--- RECORDS FOR THIS EXERCISE ---
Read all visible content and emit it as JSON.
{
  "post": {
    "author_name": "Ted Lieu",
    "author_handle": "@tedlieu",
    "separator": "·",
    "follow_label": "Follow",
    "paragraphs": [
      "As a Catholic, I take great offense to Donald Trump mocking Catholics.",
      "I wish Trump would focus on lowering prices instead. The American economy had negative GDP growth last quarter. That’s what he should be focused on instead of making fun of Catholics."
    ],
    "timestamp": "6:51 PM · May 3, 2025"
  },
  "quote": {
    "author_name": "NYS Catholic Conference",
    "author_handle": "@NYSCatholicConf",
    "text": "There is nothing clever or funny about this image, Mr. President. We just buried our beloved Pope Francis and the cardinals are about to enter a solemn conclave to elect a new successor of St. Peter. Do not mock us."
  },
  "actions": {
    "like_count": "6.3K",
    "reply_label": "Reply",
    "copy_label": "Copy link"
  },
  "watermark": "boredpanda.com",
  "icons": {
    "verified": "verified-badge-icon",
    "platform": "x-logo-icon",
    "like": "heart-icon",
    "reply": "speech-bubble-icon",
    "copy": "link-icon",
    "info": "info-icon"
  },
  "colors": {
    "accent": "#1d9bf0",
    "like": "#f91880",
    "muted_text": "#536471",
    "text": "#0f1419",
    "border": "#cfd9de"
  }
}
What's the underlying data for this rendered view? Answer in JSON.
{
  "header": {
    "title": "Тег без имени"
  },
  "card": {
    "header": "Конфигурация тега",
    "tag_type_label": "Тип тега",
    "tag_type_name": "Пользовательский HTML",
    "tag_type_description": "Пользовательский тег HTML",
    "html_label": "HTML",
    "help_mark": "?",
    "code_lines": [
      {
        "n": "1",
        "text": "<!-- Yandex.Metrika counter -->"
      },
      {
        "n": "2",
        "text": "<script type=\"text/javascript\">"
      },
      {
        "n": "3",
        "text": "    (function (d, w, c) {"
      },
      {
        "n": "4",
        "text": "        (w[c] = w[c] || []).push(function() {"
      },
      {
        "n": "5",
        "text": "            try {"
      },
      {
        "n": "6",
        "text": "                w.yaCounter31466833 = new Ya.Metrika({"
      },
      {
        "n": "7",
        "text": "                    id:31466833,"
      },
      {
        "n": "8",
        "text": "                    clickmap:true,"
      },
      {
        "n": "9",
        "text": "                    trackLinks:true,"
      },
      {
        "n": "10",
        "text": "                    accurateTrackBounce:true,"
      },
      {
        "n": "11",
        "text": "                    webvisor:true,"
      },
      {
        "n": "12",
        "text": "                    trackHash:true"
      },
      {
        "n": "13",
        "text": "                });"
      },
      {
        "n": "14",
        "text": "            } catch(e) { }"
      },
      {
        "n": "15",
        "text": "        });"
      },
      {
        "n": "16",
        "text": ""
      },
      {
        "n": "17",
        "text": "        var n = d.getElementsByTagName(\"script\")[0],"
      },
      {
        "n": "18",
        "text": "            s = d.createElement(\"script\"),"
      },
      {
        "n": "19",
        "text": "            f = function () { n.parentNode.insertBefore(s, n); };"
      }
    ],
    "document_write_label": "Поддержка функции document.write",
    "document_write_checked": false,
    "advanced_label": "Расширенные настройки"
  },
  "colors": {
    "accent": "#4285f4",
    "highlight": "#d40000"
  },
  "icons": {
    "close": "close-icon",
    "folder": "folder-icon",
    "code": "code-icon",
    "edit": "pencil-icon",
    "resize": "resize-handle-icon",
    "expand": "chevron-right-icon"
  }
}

--- DESCRIPTION OF THE TASK ---
Pull out each line of the records holding the string "JSON".

--- EXPECTED ANSWER ---
Read all visible content and emit it as JSON.
What's the underlying data for this rendered view? Answer in JSON.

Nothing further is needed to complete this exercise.